Для того чтобы пациент мог понять тот или иной специальный концепт так, как его понимает психотерапевт, ему самому необходимо быть этим самым психотерапевтом (что делает данную ситуацию в некотором смысле даже забавной). Он не знает всего того, что знает психотерапевт (тем более конкретно этот психотерапевт), например, о психике, о ее механике, психических расстройствах, у него нет опыта общения с сотнями пациентов, которые испытывали сходные проблемы, он ничего не знает об эффективности проводимого лечения в каждом таком случае, как эти пациенты реагировали на те или иные ситуации и методы лечения и т. д. и т. п.
Вот тут-то нам на помощь и приходит нарратив: история, которая позволит нашему условному пациенту (как, впрочем, и любому человеку в любой другой ситуации) собрать разрозненные представления о ситуации (явлении, феномене, понятии) в рамках некой фабулы, и тогда уже сама эта фабула «объяснит» уместность и состоятельность каждого из этих представлений.

**Задания**.
a. Что, согласно исходному тексту, позволяет пациенту собрать разрозненные представления о ситуации в рамках некой фабулы?
b. Перепишите без изменений отрывок исходного текста от слов «Для того чтобы» до слов «т. д. и т. п.» включительно.

**Входные данные**.

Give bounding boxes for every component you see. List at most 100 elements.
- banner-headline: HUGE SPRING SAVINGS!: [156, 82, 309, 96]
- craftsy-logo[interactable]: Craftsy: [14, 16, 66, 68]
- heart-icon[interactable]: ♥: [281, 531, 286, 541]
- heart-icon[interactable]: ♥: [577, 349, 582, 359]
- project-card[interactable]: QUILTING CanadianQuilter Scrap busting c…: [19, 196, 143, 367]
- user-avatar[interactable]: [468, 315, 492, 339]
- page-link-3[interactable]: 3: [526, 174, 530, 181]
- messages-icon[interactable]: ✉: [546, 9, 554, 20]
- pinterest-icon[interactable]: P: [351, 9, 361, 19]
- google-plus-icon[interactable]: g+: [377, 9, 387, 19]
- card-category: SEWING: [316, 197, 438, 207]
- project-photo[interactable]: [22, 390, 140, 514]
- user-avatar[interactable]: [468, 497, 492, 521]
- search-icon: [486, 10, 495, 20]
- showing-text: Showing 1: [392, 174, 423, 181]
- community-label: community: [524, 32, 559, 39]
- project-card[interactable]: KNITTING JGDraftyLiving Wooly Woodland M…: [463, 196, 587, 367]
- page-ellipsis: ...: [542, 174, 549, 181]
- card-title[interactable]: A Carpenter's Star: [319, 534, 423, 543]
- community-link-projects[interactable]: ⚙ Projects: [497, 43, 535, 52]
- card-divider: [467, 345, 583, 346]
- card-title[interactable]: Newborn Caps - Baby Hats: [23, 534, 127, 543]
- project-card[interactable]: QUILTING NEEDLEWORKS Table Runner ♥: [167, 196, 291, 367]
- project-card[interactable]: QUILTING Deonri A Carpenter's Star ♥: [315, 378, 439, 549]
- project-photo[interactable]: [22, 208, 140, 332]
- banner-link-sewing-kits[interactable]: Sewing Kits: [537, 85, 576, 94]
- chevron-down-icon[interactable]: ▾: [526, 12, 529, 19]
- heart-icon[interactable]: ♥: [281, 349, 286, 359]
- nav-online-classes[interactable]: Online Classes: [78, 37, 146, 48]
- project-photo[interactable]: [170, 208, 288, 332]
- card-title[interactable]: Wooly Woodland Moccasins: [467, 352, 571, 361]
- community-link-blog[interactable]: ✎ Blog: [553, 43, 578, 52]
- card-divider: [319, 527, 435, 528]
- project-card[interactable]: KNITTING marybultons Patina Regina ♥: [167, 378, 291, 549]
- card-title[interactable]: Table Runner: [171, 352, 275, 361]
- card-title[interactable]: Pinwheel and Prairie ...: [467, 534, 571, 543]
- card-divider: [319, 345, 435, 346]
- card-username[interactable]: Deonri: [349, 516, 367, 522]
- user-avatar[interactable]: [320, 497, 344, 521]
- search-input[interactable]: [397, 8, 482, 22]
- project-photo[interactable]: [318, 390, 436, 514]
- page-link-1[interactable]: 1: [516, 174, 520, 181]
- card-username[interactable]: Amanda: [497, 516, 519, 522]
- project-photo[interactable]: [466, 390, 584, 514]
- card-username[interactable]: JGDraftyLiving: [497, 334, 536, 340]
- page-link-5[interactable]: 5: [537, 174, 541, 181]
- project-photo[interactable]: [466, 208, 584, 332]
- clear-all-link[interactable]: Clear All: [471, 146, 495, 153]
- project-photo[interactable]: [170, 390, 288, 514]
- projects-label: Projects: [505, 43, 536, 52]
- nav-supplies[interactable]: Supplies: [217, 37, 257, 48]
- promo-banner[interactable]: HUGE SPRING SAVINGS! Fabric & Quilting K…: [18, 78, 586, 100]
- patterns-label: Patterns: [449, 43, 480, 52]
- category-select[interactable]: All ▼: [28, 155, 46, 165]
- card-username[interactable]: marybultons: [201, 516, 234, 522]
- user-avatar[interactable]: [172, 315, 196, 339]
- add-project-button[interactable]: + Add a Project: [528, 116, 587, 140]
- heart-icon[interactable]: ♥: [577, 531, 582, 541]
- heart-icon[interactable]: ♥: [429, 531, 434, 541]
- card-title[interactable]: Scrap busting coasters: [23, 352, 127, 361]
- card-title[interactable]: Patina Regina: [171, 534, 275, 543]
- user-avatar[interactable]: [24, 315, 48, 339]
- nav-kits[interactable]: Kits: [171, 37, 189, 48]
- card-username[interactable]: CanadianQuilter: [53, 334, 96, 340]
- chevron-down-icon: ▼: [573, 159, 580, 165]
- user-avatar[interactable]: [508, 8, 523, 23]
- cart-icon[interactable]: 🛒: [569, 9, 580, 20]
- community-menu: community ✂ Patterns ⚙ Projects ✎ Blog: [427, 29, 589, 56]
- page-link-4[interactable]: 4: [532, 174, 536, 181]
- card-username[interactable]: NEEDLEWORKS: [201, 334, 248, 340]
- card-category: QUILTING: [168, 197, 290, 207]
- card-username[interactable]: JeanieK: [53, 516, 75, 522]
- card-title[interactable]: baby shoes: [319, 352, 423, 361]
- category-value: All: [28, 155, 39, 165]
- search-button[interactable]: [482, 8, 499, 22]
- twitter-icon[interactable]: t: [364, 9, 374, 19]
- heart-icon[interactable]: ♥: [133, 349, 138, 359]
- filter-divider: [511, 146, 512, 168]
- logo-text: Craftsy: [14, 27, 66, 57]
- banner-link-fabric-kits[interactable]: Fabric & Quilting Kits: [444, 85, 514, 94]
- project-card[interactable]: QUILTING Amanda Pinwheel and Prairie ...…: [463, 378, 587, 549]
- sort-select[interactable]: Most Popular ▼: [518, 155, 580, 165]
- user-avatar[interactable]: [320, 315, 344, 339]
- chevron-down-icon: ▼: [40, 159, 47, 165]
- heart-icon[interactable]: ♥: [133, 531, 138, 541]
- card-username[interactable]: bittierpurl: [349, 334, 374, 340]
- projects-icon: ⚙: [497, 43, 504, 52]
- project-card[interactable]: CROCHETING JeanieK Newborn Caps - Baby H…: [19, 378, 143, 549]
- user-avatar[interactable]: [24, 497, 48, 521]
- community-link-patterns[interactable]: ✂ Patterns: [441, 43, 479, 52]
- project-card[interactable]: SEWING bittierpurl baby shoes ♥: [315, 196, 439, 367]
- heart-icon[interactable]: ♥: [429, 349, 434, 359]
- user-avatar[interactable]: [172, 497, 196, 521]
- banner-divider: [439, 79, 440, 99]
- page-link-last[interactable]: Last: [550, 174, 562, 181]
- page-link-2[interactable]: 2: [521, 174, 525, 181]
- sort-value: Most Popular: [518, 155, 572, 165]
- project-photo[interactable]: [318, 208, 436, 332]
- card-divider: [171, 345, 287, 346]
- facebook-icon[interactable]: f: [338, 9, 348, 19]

**Ответы к заданиям**.
a. Нарратив, то есть история.

b.
Для того чтобы пациент мог понять тот или иной специальный концепт так, как его понимает психотерапевт, ему самому необходимо быть этим самым психотерапевтом (что делает данную ситуацию в некотором смысле даже забавной). Он не знает всего того, что знает психотерапевт (тем более конкретно этот психотерапевт), например, о психике, о ее механике, психических расстройствах, у него нет опыта общения с сотнями пациентов, которые испытывали сходные проблемы, он ничего не знает об эффективности проводимого лечения в каждом таком случае, как эти пациенты реагировали на те или иные ситуации и методы лечения и т. д. и т. п.